= Exercise directions =
Where a line of the listing below includes the word "subtitle", reproduce that line.

━━━━━━━━

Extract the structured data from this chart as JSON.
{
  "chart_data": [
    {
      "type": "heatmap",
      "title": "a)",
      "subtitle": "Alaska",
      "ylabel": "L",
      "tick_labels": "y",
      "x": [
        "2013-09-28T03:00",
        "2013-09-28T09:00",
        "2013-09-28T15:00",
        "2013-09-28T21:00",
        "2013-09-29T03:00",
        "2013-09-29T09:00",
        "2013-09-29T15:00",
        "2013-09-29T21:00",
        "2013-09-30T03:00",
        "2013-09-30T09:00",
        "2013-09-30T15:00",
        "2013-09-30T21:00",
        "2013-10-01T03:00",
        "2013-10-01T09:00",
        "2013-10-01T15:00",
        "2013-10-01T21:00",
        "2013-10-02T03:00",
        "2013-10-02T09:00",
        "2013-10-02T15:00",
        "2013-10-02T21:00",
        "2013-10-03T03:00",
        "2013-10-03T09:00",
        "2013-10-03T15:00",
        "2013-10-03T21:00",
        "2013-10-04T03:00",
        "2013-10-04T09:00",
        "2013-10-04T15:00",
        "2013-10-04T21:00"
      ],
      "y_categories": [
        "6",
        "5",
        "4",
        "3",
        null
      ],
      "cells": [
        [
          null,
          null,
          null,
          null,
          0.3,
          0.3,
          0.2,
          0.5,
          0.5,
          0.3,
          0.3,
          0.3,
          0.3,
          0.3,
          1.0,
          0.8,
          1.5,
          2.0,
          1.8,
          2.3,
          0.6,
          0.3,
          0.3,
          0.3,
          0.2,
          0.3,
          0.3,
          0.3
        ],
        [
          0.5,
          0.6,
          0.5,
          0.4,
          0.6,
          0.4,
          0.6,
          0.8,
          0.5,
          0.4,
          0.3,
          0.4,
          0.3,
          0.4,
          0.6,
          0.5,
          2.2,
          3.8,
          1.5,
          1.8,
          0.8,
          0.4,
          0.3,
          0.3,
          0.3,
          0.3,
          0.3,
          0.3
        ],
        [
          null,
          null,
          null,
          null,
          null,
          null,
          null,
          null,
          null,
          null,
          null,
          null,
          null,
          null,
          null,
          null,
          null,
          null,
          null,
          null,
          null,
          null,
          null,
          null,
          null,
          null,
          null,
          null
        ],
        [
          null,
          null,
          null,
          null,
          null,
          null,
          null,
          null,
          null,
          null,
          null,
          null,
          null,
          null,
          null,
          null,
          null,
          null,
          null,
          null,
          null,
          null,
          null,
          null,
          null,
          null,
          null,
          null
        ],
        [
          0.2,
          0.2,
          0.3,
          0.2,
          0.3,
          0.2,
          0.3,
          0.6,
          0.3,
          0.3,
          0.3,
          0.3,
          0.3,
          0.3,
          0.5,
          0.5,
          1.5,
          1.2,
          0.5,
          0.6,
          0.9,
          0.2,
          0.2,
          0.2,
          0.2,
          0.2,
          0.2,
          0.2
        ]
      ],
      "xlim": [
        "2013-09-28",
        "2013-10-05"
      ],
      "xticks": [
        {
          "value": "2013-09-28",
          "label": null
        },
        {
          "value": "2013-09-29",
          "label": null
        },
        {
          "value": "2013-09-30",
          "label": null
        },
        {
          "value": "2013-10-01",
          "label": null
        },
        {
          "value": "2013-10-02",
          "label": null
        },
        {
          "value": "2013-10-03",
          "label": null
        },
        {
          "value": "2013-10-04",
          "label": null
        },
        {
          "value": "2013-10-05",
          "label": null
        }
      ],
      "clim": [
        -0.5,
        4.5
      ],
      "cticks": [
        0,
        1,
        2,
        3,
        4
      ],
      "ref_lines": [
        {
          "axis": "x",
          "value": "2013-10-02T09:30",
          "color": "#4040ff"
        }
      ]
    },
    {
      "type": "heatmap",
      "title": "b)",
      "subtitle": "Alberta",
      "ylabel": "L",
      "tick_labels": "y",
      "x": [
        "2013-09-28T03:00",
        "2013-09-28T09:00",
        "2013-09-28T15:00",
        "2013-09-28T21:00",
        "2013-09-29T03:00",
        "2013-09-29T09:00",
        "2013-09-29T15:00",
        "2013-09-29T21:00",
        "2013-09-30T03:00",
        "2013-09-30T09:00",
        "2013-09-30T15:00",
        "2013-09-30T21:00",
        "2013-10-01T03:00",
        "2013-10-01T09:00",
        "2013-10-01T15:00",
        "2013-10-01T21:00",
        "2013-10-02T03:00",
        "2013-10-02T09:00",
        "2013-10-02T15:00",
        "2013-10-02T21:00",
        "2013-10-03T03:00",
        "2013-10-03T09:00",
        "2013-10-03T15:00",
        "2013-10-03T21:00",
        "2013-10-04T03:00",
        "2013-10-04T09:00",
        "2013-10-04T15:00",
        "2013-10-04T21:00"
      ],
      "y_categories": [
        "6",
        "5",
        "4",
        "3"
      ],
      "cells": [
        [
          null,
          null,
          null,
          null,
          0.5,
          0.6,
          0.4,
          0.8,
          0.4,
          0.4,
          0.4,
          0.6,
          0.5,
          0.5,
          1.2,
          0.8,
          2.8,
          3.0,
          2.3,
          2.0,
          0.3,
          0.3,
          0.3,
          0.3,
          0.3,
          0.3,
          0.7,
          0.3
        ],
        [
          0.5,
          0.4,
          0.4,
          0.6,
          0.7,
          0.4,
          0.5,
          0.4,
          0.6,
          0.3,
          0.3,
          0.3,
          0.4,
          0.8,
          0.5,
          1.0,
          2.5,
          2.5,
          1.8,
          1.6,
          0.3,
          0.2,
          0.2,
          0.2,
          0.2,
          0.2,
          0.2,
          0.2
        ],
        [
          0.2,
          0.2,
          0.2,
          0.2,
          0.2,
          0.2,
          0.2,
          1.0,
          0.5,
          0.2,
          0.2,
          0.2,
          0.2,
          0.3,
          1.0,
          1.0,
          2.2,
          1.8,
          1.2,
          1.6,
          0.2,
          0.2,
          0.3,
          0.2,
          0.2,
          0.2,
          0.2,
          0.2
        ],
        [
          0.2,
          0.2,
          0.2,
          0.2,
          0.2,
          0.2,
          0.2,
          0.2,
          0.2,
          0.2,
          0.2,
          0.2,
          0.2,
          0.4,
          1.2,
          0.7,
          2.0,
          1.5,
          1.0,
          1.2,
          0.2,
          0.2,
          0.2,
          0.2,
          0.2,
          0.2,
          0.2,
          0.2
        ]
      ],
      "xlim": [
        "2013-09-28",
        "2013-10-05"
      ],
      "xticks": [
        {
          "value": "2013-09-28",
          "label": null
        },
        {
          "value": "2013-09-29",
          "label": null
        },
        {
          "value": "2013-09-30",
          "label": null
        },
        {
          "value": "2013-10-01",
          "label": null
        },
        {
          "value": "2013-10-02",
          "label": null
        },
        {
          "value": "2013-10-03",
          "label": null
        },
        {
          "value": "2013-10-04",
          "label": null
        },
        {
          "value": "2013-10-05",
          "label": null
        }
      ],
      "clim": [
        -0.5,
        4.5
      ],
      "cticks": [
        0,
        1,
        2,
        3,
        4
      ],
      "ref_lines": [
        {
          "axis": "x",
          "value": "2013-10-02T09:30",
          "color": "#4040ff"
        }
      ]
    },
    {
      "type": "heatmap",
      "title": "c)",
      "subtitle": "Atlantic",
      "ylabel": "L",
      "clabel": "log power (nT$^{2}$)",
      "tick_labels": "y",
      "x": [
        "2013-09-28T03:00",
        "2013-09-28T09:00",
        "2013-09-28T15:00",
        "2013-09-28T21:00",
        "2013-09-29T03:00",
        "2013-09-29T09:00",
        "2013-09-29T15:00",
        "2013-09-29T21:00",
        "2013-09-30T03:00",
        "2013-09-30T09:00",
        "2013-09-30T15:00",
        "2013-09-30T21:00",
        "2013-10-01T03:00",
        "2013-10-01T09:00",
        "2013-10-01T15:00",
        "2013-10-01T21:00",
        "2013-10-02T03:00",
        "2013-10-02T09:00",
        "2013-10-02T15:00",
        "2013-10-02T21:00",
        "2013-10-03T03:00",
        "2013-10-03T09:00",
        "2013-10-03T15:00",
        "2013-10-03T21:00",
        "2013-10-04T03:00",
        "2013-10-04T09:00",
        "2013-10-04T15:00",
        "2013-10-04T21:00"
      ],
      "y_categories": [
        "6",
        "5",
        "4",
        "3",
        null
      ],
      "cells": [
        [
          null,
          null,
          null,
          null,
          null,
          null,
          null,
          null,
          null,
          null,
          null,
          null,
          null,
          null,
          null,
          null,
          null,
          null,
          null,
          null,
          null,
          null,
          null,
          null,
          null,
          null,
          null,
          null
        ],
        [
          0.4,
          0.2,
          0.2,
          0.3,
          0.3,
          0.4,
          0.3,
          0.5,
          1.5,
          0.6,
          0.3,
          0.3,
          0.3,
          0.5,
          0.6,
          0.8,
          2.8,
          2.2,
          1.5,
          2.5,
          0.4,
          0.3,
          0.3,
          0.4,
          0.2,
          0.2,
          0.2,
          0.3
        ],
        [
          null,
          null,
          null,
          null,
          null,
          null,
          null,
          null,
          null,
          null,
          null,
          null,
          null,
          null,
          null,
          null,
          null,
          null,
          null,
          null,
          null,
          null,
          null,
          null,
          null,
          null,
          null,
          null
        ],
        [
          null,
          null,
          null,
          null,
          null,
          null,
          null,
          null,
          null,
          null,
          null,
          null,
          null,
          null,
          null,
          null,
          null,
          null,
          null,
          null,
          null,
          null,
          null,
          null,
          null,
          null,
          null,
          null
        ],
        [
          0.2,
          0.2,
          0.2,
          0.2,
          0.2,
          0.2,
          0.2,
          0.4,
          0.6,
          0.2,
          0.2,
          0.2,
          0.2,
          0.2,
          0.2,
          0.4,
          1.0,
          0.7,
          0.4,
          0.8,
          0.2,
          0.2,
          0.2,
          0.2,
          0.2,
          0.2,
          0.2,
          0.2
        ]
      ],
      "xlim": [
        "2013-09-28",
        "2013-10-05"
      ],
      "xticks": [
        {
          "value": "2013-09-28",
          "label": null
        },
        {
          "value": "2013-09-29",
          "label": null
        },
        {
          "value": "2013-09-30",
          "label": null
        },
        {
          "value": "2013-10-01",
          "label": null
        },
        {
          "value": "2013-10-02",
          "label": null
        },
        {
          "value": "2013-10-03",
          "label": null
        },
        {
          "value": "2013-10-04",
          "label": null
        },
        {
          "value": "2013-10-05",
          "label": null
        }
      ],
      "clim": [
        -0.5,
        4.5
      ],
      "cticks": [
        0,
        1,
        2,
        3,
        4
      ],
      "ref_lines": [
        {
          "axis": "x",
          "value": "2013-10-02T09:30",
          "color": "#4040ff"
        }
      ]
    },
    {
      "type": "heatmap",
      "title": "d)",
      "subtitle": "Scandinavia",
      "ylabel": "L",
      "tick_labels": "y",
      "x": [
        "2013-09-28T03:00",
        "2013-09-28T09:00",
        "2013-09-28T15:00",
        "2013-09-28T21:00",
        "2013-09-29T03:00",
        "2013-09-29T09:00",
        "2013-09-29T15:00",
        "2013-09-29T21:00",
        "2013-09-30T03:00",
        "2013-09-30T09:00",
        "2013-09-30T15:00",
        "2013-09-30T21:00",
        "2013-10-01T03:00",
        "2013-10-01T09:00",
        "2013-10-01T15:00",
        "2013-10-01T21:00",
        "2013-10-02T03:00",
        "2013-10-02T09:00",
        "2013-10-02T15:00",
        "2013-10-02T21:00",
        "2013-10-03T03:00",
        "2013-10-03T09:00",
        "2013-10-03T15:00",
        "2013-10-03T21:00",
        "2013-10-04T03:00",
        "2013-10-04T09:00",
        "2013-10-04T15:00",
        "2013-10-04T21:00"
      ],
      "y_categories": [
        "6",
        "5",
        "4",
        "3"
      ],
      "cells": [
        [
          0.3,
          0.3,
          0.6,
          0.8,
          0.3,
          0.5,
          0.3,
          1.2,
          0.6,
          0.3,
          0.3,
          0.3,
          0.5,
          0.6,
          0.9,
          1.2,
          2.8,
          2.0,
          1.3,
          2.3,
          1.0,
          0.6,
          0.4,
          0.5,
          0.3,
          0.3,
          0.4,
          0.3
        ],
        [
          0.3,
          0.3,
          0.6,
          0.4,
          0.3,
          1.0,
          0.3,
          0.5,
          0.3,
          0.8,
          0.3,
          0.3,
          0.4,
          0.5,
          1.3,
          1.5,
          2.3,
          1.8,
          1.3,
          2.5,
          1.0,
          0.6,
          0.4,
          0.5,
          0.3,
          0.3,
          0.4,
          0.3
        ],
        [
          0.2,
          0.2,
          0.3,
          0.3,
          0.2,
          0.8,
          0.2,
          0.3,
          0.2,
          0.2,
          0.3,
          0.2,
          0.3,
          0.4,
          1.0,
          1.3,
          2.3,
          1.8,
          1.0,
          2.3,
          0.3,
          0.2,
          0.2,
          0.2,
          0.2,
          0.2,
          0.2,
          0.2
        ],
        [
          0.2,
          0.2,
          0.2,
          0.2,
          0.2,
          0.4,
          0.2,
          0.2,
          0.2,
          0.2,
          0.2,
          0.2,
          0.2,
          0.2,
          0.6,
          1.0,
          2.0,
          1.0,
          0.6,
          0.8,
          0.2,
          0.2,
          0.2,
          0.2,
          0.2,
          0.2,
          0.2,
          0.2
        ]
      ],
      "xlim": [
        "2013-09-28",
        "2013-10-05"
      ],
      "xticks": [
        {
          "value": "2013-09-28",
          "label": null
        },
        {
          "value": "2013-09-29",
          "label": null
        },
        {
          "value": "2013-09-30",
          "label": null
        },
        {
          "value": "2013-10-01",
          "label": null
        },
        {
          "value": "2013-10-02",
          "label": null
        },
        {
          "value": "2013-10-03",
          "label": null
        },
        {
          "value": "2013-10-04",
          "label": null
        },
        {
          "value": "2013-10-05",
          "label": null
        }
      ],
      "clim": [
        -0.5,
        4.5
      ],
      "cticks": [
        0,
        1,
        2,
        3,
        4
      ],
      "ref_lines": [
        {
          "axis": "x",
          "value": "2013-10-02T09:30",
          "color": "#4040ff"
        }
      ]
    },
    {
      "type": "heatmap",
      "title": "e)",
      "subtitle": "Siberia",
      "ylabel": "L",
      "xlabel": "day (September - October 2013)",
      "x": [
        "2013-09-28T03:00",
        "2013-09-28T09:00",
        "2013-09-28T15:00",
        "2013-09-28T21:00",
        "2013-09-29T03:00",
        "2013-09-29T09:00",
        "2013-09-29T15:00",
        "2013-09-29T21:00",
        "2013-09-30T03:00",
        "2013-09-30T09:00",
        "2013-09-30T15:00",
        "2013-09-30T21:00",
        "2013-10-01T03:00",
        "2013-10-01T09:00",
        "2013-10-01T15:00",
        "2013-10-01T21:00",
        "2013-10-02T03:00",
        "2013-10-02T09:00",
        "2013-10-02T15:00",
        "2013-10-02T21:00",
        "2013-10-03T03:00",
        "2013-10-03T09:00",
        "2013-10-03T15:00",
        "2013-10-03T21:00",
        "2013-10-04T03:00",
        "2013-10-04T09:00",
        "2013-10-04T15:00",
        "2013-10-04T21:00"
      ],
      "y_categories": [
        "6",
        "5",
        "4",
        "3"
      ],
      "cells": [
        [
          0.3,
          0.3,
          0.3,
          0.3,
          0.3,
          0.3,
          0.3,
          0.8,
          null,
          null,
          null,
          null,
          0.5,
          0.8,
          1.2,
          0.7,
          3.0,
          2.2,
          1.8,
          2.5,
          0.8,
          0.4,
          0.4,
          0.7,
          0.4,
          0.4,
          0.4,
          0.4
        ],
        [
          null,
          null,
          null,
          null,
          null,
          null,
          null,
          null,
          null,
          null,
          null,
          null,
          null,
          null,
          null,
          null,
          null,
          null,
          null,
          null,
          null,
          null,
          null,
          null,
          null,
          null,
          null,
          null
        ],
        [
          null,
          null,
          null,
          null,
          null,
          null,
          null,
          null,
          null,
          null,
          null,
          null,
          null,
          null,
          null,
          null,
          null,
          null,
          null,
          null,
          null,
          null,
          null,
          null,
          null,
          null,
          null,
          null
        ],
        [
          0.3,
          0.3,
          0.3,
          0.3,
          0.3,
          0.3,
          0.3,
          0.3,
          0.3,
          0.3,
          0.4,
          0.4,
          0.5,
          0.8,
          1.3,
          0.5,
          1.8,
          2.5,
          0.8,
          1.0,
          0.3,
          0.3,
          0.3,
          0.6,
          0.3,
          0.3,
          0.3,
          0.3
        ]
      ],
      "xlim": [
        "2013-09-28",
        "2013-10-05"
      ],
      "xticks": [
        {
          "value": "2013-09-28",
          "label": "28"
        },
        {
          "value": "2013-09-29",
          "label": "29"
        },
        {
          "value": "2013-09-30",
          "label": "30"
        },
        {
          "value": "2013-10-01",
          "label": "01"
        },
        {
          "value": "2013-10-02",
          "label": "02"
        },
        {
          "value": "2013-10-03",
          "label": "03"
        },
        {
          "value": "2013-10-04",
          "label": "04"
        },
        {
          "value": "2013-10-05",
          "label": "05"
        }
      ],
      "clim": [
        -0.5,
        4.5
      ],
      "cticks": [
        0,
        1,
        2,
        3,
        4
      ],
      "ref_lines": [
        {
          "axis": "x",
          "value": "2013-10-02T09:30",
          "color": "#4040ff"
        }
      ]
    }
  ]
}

━━━━━━━━

= Exercise result =
      "subtitle": "Alaska",
      "subtitle": "Alberta",
      "subtitle": "Atlantic",
      "subtitle": "Scandinavia",
      "subtitle": "Siberia",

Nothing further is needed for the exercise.